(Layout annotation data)

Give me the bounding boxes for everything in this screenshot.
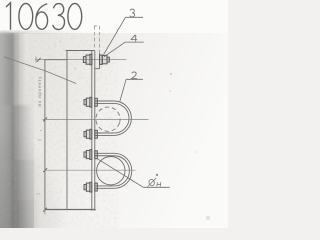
- U-bolt 2 top leg: [95, 152, 115, 154]
- callout 3 leader: [104, 17, 126, 54]
- U-bolt 2 arcs: [114, 153, 132, 188]
- gutter widening toward bottom: [0, 105, 74, 228]
- vertical plate: [91, 51, 93, 211]
- U2 bottom nut cluster: [90, 182, 92, 192]
- U1 bottom washer: [95, 130, 98, 138]
- scanned area background: [0, 33, 228, 228]
- callout 2 underline: [126, 78, 143, 80]
- long surface leader: [4, 57, 76, 84]
- callout 2 leader: [120, 79, 126, 101]
- bolt right nut: [102, 55, 107, 63]
- scan noise: [0, 33, 118, 228]
- pipe 1 centerline: [43, 118, 149, 120]
- left scan gutter shadow: [0, 33, 39, 232]
- dim tick bottom: [43, 208, 47, 212]
- paper edge shadow: [0, 30, 82, 33]
- callout digit 4: [131, 35, 137, 42]
- dim tick mid: [43, 168, 47, 172]
- U2 top washer: [95, 151, 98, 159]
- U1 bottom nut cluster: [90, 129, 92, 139]
- pipe 2: [97, 157, 125, 185]
- U2 bottom washer: [95, 183, 98, 191]
- dim tick centerline1: [43, 117, 47, 121]
- callout 4 leader: [104, 42, 125, 57]
- main bracket rectangle: [45, 51, 67, 210]
- bolt left stub: [83, 57, 86, 63]
- pipe 1 (hidden): [93, 104, 123, 134]
- bolt right washer: [100, 55, 103, 64]
- pipe 2 centerline: [45, 169, 136, 171]
- U2 top nut cluster: [90, 150, 92, 160]
- bolt right stub: [107, 57, 109, 62]
- dim line lower stub: [44, 210, 46, 215]
- bolt axis line: [35, 59, 126, 61]
- leader to pipe 2 diameter: [98, 159, 144, 188]
- callout 4 underline: [125, 41, 144, 43]
- scan specks: [59, 29, 210, 221]
- U1 top washer: [95, 98, 98, 106]
- U-bolt 1 top leg: [95, 100, 114, 102]
- dim tick top: [37, 58, 41, 62]
- part number 10630: [6, 3, 81, 30]
- callout digit 2: [132, 72, 137, 79]
- callout 3 underline: [126, 16, 144, 18]
- U-bolt 1 arcs: [114, 101, 131, 135]
- diameter symbol group: [148, 174, 161, 187]
- wall tab solid part: [99, 54, 101, 69]
- wall tab hidden (dashed): [94, 26, 96, 54]
- paper background: [0, 0, 228, 228]
- extension cross tick: [35, 57, 37, 63]
- bottom edge extended: [45, 209, 96, 211]
- bolt 3/4: left washer: [90, 54, 92, 65]
- U-bolt 1 bottom leg: [95, 132, 114, 134]
- top gusset edge: [66, 50, 95, 52]
- bolt 3/4: left head: [86, 55, 90, 64]
- U-bolt 2 bottom leg: [95, 185, 115, 187]
- gutter dark streak: [11, 33, 14, 228]
- callout digit 3: [130, 9, 135, 17]
- diameter label underline: [143, 186, 170, 188]
- U1 top nut cluster: [90, 97, 92, 107]
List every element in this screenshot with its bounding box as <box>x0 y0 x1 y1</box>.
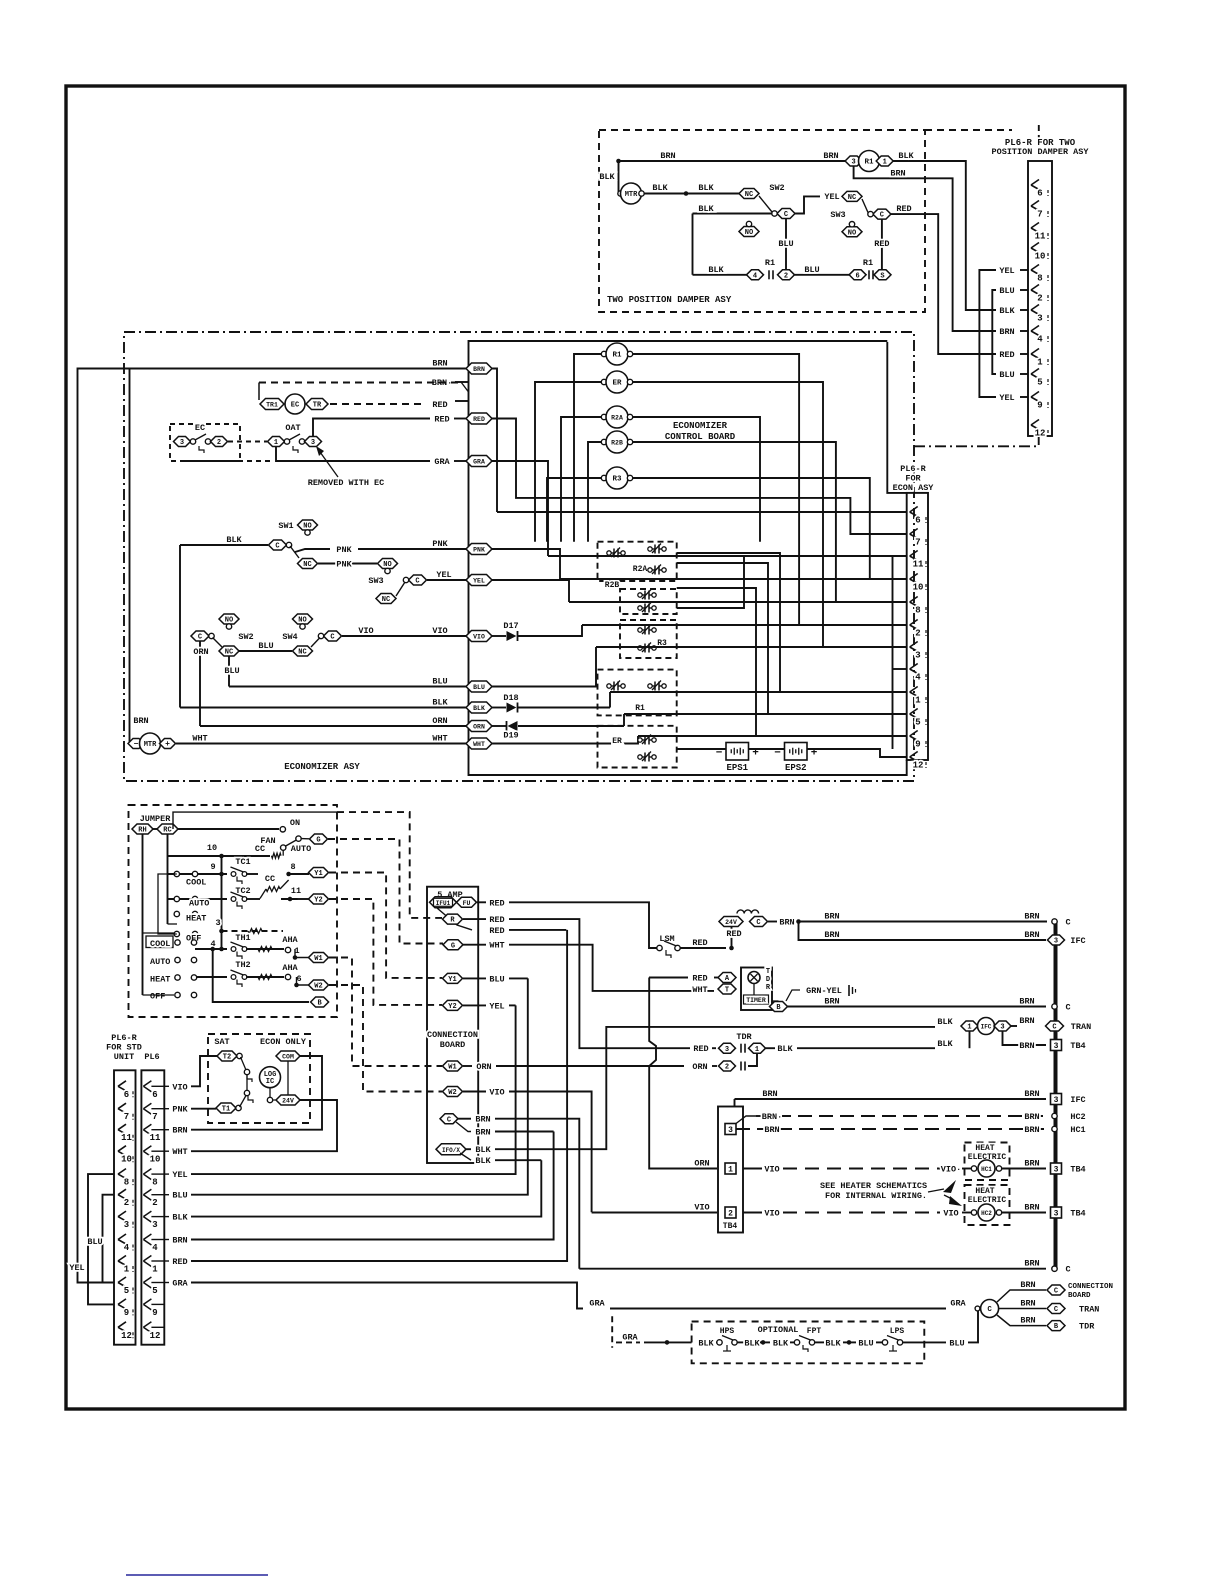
wire PNK SW1 to board <box>295 549 330 552</box>
wire YEL Y2 row <box>463 1004 486 1006</box>
wire RC to fan switch <box>178 828 279 830</box>
svg-text:+: + <box>165 740 170 749</box>
wire SW2 C to YEL <box>795 196 820 213</box>
svg-text:BLU: BLU <box>87 1237 102 1247</box>
svg-text:CONNECTION: CONNECTION <box>1068 1283 1113 1291</box>
svg-text:T1: T1 <box>222 1106 230 1114</box>
wire YEL loop damper pins 8-9 <box>979 270 996 397</box>
terminal VIO board edge <box>466 631 492 642</box>
svg-text:PNK: PNK <box>172 1105 188 1115</box>
terminal R connection board <box>443 914 463 925</box>
terminal ORN board edge <box>466 721 492 732</box>
svg-text:AUTO: AUTO <box>189 899 209 909</box>
svg-text:RED: RED <box>726 929 741 939</box>
svg-text:C: C <box>1052 1024 1056 1032</box>
node RED junction <box>729 946 734 951</box>
svg-text:12: 12 <box>1035 429 1046 439</box>
wire BRN TB4 from IFC3 <box>1003 1031 1047 1045</box>
svg-text:FOR: FOR <box>905 474 921 484</box>
svg-text:2: 2 <box>217 439 221 447</box>
wire BLK R1 to pin3 <box>893 161 996 310</box>
connector C circle <box>981 1300 999 1318</box>
wire B hex to node4 <box>213 949 309 1002</box>
terminal C bottom <box>1052 1266 1057 1271</box>
svg-text:8: 8 <box>915 606 920 616</box>
svg-text:CONNECTION: CONNECTION <box>427 1030 478 1040</box>
svg-text:IFC: IFC <box>981 1024 992 1031</box>
svg-text:REMOVED WITH EC: REMOVED WITH EC <box>308 478 385 488</box>
wire dashed W1 trunk <box>329 958 442 1067</box>
svg-text:NC: NC <box>303 561 311 569</box>
wire dash tick above connector <box>1038 125 1040 143</box>
svg-text:D17: D17 <box>503 621 518 631</box>
svg-text:Y2: Y2 <box>314 897 322 905</box>
terminal T1 <box>216 1103 236 1114</box>
wire ER coil left <box>535 382 601 542</box>
svg-text:NC: NC <box>298 649 306 657</box>
wire BRN B to C <box>788 1006 1047 1008</box>
wire R3 coil to right <box>633 478 870 579</box>
svg-text:C: C <box>987 1306 992 1314</box>
relay coil R2B <box>601 439 606 444</box>
pin 7 econ connector <box>910 529 918 539</box>
wire ORN W1 row to contact <box>463 1065 472 1067</box>
switch SW3 damper <box>842 191 862 202</box>
pin 5 PL6-R std <box>118 1277 126 1287</box>
svg-text:BLK: BLK <box>698 183 714 193</box>
wire BRN to connection board hex <box>997 1290 1046 1302</box>
fuse IFU1 <box>430 897 457 908</box>
wire board BLU to pin3 feeder <box>492 647 596 687</box>
wire feeder to econ pin row y736 <box>638 735 907 737</box>
svg-text:C: C <box>1054 1306 1058 1314</box>
pin 9 PL6 <box>143 1299 151 1310</box>
wire feeder to econ pin row y602 <box>569 601 907 603</box>
svg-text:BLK: BLK <box>825 1338 841 1348</box>
svg-text:T2: T2 <box>223 1054 231 1062</box>
svg-text:VIO: VIO <box>694 1203 709 1213</box>
wire fan arm <box>285 840 297 847</box>
svg-text:24V: 24V <box>725 919 737 926</box>
svg-text:10: 10 <box>913 583 924 593</box>
svg-text:IFU1: IFU1 <box>436 900 451 907</box>
pin 11 econ connector <box>910 551 918 561</box>
svg-text:D: D <box>766 976 770 984</box>
terminal FU <box>457 897 477 907</box>
node 11 <box>288 897 293 902</box>
svg-text:BLK: BLK <box>999 306 1015 316</box>
svg-text:C: C <box>1065 1003 1070 1013</box>
terminal HC2 <box>1052 1113 1057 1118</box>
svg-text:BRN: BRN <box>1020 1316 1035 1326</box>
svg-text:2: 2 <box>1037 294 1042 304</box>
svg-text:VIO: VIO <box>172 1082 187 1092</box>
svg-text:RED: RED <box>693 1044 708 1054</box>
svg-text:BLK: BLK <box>475 1156 491 1166</box>
svg-text:Y2: Y2 <box>448 1003 456 1011</box>
svg-text:NC: NC <box>382 596 390 604</box>
wire feeder pin4 stub <box>892 556 894 749</box>
svg-text:VIO: VIO <box>473 634 485 641</box>
terminal GRA board edge <box>466 456 492 467</box>
svg-text:VIO: VIO <box>358 626 373 636</box>
svg-text:10: 10 <box>150 1155 161 1165</box>
svg-text:6: 6 <box>915 516 920 526</box>
svg-text:C: C <box>1065 1265 1070 1275</box>
wire dashed TR to RED <box>330 403 425 405</box>
svg-text:BRN: BRN <box>762 1089 777 1099</box>
timer TDR <box>714 977 720 979</box>
wire stub pin 3 <box>1020 309 1028 311</box>
wire ORN SW2 down <box>199 641 201 726</box>
pin 5 PL6 <box>143 1277 151 1288</box>
wire R2A coil right <box>633 417 760 542</box>
svg-text:SW1: SW1 <box>278 521 293 531</box>
svg-text:PNK: PNK <box>336 545 352 555</box>
wire board BRN to pin6 feeder <box>492 369 497 513</box>
svg-text:1: 1 <box>915 696 921 706</box>
svg-text:SW4: SW4 <box>282 632 297 642</box>
svg-text:C: C <box>784 211 788 219</box>
svg-text:R3: R3 <box>612 476 622 484</box>
svg-text:TWO POSITION DAMPER ASY: TWO POSITION DAMPER ASY <box>607 295 732 305</box>
svg-text:BRN: BRN <box>1020 1280 1035 1290</box>
svg-text:ECONOMIZER: ECONOMIZER <box>673 421 728 431</box>
pin 3 econ connector <box>910 642 918 652</box>
wire board PNK to pin10 feeder <box>492 549 560 579</box>
pin 7 damper connector <box>1031 201 1039 211</box>
pin 12 econ connector <box>910 752 918 762</box>
connection board outline <box>427 887 478 1163</box>
pin 8 econ connector <box>910 597 918 607</box>
svg-text:BRN: BRN <box>1024 912 1039 922</box>
wire SW2 arm <box>759 196 772 212</box>
svg-text:BLU: BLU <box>473 684 485 691</box>
wire BLU up to C circle <box>968 1311 978 1342</box>
svg-text:12: 12 <box>121 1331 132 1341</box>
pin 9 damper connector <box>1031 392 1039 402</box>
svg-text:WHT: WHT <box>172 1147 187 1157</box>
wire feeder to econ pin row y579 <box>560 578 907 580</box>
wire VIO SW4 to board <box>342 635 466 637</box>
svg-text:BRN: BRN <box>1024 930 1039 940</box>
pin 1 damper connector <box>1031 349 1039 359</box>
svg-text:AUTO: AUTO <box>150 957 170 967</box>
svg-text:BRN: BRN <box>1024 1203 1039 1213</box>
pin 6 econ connector <box>910 507 918 517</box>
wire BRN HC1 dashed row <box>736 1128 1046 1130</box>
wire board top to connector <box>887 342 906 493</box>
wire R1 coil left <box>574 354 601 542</box>
svg-text:TR: TR <box>313 402 322 410</box>
svg-text:RED: RED <box>999 350 1014 360</box>
svg-text:R1: R1 <box>635 704 645 713</box>
terminal RED board edge <box>466 413 492 424</box>
svg-text:6: 6 <box>1037 189 1042 199</box>
wire BLK IFO row1 <box>466 1148 471 1150</box>
svg-text:BRN: BRN <box>1024 1125 1039 1135</box>
svg-text:NC: NC <box>745 191 753 199</box>
svg-text:RC: RC <box>163 827 171 835</box>
svg-text:6: 6 <box>855 272 859 280</box>
svg-text:9: 9 <box>124 1308 129 1318</box>
svg-text:PNK: PNK <box>432 539 448 549</box>
svg-text:BRN: BRN <box>1019 997 1034 1007</box>
sat econ only enclosure <box>208 1034 310 1123</box>
terminal W1 thermostat <box>309 953 329 964</box>
pin 4 econ connector <box>910 664 918 674</box>
svg-text:TH1: TH1 <box>235 933 250 943</box>
terminal G connection board <box>443 940 463 951</box>
svg-text:RED: RED <box>434 415 449 425</box>
wire RED stub <box>455 400 469 402</box>
svg-text:11: 11 <box>150 1133 161 1143</box>
svg-text:PL6-R: PL6-R <box>111 1033 137 1043</box>
svg-text:COM: COM <box>282 1054 294 1061</box>
svg-text:3: 3 <box>915 651 920 661</box>
svg-text:TDR: TDR <box>736 1032 752 1042</box>
terminal C connection board <box>440 1114 458 1125</box>
svg-text:BLK: BLK <box>652 183 668 193</box>
wire ORN VIO HC1 row <box>743 1168 762 1170</box>
wire bus row 10 <box>168 855 271 857</box>
node 6 <box>294 983 299 988</box>
svg-text:BRN: BRN <box>1019 1041 1034 1051</box>
wire COM to LOG <box>287 1061 289 1095</box>
wire BRN to TDR hex <box>997 1315 1046 1326</box>
svg-text:1: 1 <box>124 1265 130 1275</box>
svg-text:BRN: BRN <box>172 1126 187 1136</box>
svg-text:YEL: YEL <box>473 578 485 585</box>
terminal Y1 connection board <box>443 973 463 984</box>
terminal RH <box>132 824 153 835</box>
svg-text:G: G <box>451 942 455 950</box>
terminal 24V sat <box>276 1095 300 1105</box>
pin 10 econ connector <box>910 574 918 584</box>
svg-text:HC2: HC2 <box>1070 1112 1085 1122</box>
svg-text:11: 11 <box>913 560 924 570</box>
relay contacts R1 box <box>598 670 677 716</box>
svg-text:IFC: IFC <box>1070 936 1085 946</box>
wire ORN row to board <box>200 725 468 727</box>
node 3 row anticipator <box>219 929 224 934</box>
wire dashed TR box top <box>259 382 462 384</box>
pin 6 PL6-R std <box>118 1081 126 1091</box>
terminal WHT board edge <box>466 738 492 749</box>
wire contact box to pin1 <box>677 553 780 692</box>
svg-text:BRN: BRN <box>1020 1299 1035 1309</box>
svg-text:4: 4 <box>124 1243 130 1253</box>
thermostat jumper enclosure <box>129 805 338 1017</box>
wire MTR to NC <box>644 193 739 195</box>
svg-text:VIO: VIO <box>432 626 447 636</box>
svg-text:BLU: BLU <box>999 370 1014 380</box>
svg-text:R1: R1 <box>612 352 622 360</box>
svg-text:4: 4 <box>915 673 921 683</box>
svg-text:YEL: YEL <box>999 393 1014 403</box>
svg-text:10: 10 <box>207 843 217 853</box>
wire BRN- diagonal <box>461 382 469 392</box>
wire feeder to econ pin row y512 <box>497 511 907 513</box>
svg-text:OAT: OAT <box>285 423 300 433</box>
wire BLK row to board <box>180 707 468 709</box>
svg-text:RED: RED <box>692 974 707 984</box>
terminal HC1 <box>1052 1126 1057 1131</box>
economizer control board outline <box>469 341 907 775</box>
terminal Y2 connection board <box>443 1000 463 1011</box>
svg-text:BRN: BRN <box>475 1115 490 1125</box>
wire BLK vertical to IFC1 <box>969 1031 971 1048</box>
svg-text:GRN-YEL: GRN-YEL <box>806 986 842 996</box>
svg-text:TDR: TDR <box>1079 1322 1095 1332</box>
svg-text:EPS1: EPS1 <box>726 763 748 773</box>
svg-text:R1: R1 <box>863 258 873 268</box>
svg-text:1: 1 <box>274 439 278 447</box>
svg-text:WHT: WHT <box>489 941 504 951</box>
svg-text:ECONOMIZER ASY: ECONOMIZER ASY <box>284 762 360 772</box>
svg-text:11: 11 <box>1035 232 1046 242</box>
svg-text:TC1: TC1 <box>235 857 250 867</box>
wire BLU loop damper pins 2-5 <box>992 290 996 374</box>
terminal PNK board edge <box>466 544 492 555</box>
svg-text:WHT: WHT <box>692 985 707 995</box>
relay contacts R2A box <box>598 542 677 581</box>
pin 1 PL6-R std <box>118 1256 126 1266</box>
svg-text:BRN: BRN <box>1024 1159 1039 1169</box>
wire WHT to 24V <box>191 1100 337 1151</box>
svg-text:6: 6 <box>296 974 301 984</box>
svg-text:EPS2: EPS2 <box>785 763 807 773</box>
svg-text:ORN: ORN <box>193 647 208 657</box>
svg-text:PNK: PNK <box>473 547 485 554</box>
wire ORN net vertical with jogs <box>649 978 717 1169</box>
svg-text:WHT: WHT <box>432 734 447 744</box>
svg-text:GRA: GRA <box>434 457 450 467</box>
wire BLK to SW1 <box>180 544 268 546</box>
pin 12 PL6-R std <box>118 1322 126 1332</box>
svg-text:2: 2 <box>152 1198 157 1208</box>
pin 11 damper connector <box>1031 223 1039 233</box>
svg-text:BLK: BLK <box>773 1338 789 1348</box>
wire BRN motor branch <box>129 369 131 744</box>
terminal Y1 thermostat <box>309 868 329 879</box>
motor MTR economizer <box>128 739 144 750</box>
svg-text:GRA: GRA <box>622 1332 638 1342</box>
svg-text:C: C <box>275 543 279 551</box>
svg-text:TRAN: TRAN <box>1071 1022 1091 1032</box>
svg-text:HPS: HPS <box>720 1327 735 1336</box>
svg-text:VIO: VIO <box>764 1165 779 1175</box>
svg-text:ORN: ORN <box>692 1062 707 1072</box>
svg-text:BLU: BLU <box>858 1338 873 1348</box>
svg-text:2: 2 <box>725 1064 729 1072</box>
svg-text:VIO: VIO <box>489 1088 504 1098</box>
svg-text:G: G <box>316 837 320 845</box>
pin 8 damper connector <box>1031 265 1039 275</box>
svg-text:OPTIONAL: OPTIONAL <box>758 1325 799 1335</box>
svg-text:C: C <box>415 578 419 586</box>
svg-text:12: 12 <box>150 1331 161 1341</box>
svg-text:TRAN: TRAN <box>1079 1305 1099 1315</box>
terminal BLU board edge <box>466 681 492 692</box>
svg-text:TB4: TB4 <box>1070 1165 1085 1175</box>
pin 11 PL6 <box>143 1124 151 1135</box>
svg-text:NC: NC <box>225 649 233 657</box>
svg-text:AHA: AHA <box>282 963 298 973</box>
svg-text:D18: D18 <box>503 693 518 703</box>
svg-text:MTR: MTR <box>144 741 157 749</box>
svg-text:9: 9 <box>210 862 215 872</box>
svg-text:R2B: R2B <box>611 440 623 447</box>
wire stub pin 5 <box>1020 373 1028 375</box>
svg-text:S: S <box>880 272 884 280</box>
transformer 24V C <box>719 917 743 927</box>
wire stub row 924 <box>168 923 178 925</box>
svg-text:PNK: PNK <box>336 560 352 570</box>
wire feeder to econ pin row y647 <box>596 646 907 648</box>
svg-text:FPT: FPT <box>807 1327 822 1336</box>
svg-text:T: T <box>725 987 729 995</box>
svg-text:HEAT: HEAT <box>975 1144 994 1153</box>
battery EPS2 <box>785 743 808 761</box>
wire R2B coil left <box>588 442 601 542</box>
wire BLU SW2 to hex2 <box>785 219 787 270</box>
wire board YEL to pin8 feeder <box>492 580 569 602</box>
svg-text:BOARD: BOARD <box>440 1040 466 1050</box>
svg-text:BLK: BLK <box>698 204 714 214</box>
svg-text:24V: 24V <box>282 1098 294 1105</box>
terminal C mid <box>1052 1004 1057 1009</box>
wire EC to OAT dashed <box>228 441 267 443</box>
svg-text:8: 8 <box>124 1178 129 1188</box>
svg-text:3: 3 <box>725 1046 729 1054</box>
svg-text:ORN: ORN <box>473 724 485 731</box>
svg-text:ORN: ORN <box>432 716 447 726</box>
pin 6 damper connector <box>1031 180 1039 190</box>
wire feeder to econ pin row y625 <box>582 624 907 626</box>
wire BRN branch to IFC <box>799 922 1047 941</box>
svg-text:5: 5 <box>1037 378 1042 388</box>
svg-text:PL6: PL6 <box>144 1052 159 1062</box>
svg-text:9: 9 <box>1037 401 1042 411</box>
svg-text:BLK: BLK <box>432 698 448 708</box>
svg-text:JUMPER: JUMPER <box>140 814 172 824</box>
svg-text:W1: W1 <box>448 1064 456 1072</box>
svg-text:SW2: SW2 <box>238 632 253 642</box>
economizer asy enclosure dash-dot <box>124 332 914 781</box>
svg-text:4: 4 <box>1037 335 1043 345</box>
wire YEL SW3 to board <box>427 579 466 581</box>
svg-text:BRN: BRN <box>764 1125 779 1135</box>
pin 2 PL6-R std <box>118 1189 126 1199</box>
wire SW2 arm BLK <box>693 213 772 215</box>
terminal B thermostat <box>311 997 329 1008</box>
wire contact box to pin5 <box>677 563 768 714</box>
wire R2A coil left <box>561 417 601 542</box>
wire stub pin 9 <box>1020 396 1028 398</box>
svg-text:TB4: TB4 <box>1070 1041 1085 1051</box>
selector upper circles <box>174 871 179 876</box>
svg-text:EC: EC <box>291 402 299 410</box>
wire contact box to pin11 <box>677 556 744 608</box>
pin 2 damper connector <box>1031 285 1039 295</box>
pin 1 econ connector <box>910 687 918 697</box>
svg-text:BLU: BLU <box>258 641 273 651</box>
svg-text:HC1: HC1 <box>981 1166 992 1173</box>
wire EPS1 to EPS2 <box>749 748 785 750</box>
terminal BLK board edge <box>466 702 492 713</box>
wire BLU row to board <box>229 686 468 688</box>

WHAT YOU ARE ASKED TO DO ->
Quote the lines of the data above, from the line containing "- U-bolt 2 top leg: [95, 152, 115, 154]" through the line containing "- dim line lower stub: [44, 210, 46, 215]", including both.

WRITTEN REPLY ->
- U-bolt 2 top leg: [95, 152, 115, 154]
- callout 3 leader: [104, 17, 126, 54]
- U-bolt 2 arcs: [114, 153, 132, 188]
- gutter widening toward bottom: [0, 105, 74, 228]
- vertical plate: [91, 51, 93, 211]
- U2 bottom nut cluster: [90, 182, 92, 192]
- U1 bottom washer: [95, 130, 98, 138]
- scanned area background: [0, 33, 228, 228]
- callout 2 underline: [126, 78, 143, 80]
- long surface leader: [4, 57, 76, 84]
- callout 2 leader: [120, 79, 126, 101]
- bolt right nut: [102, 55, 107, 63]
- scan noise: [0, 33, 118, 228]
- pipe 1 centerline: [43, 118, 149, 120]
- left scan gutter shadow: [0, 33, 39, 232]
- dim tick bottom: [43, 208, 47, 212]
- paper edge shadow: [0, 30, 82, 33]
- callout digit 4: [131, 35, 137, 42]
- dim tick mid: [43, 168, 47, 172]
- U2 top washer: [95, 151, 98, 159]
- U1 bottom nut cluster: [90, 129, 92, 139]
- pipe 2: [97, 157, 125, 185]
- U2 bottom washer: [95, 183, 98, 191]
- dim tick centerline1: [43, 117, 47, 121]
- callout 4 leader: [104, 42, 125, 57]
- main bracket rectangle: [45, 51, 67, 210]
- bolt left stub: [83, 57, 86, 63]
- pipe 1 (hidden): [93, 104, 123, 134]
- bolt right washer: [100, 55, 103, 64]
- pipe 2 centerline: [45, 169, 136, 171]
- U2 top nut cluster: [90, 150, 92, 160]
- bolt right stub: [107, 57, 109, 62]
- dim line lower stub: [44, 210, 46, 215]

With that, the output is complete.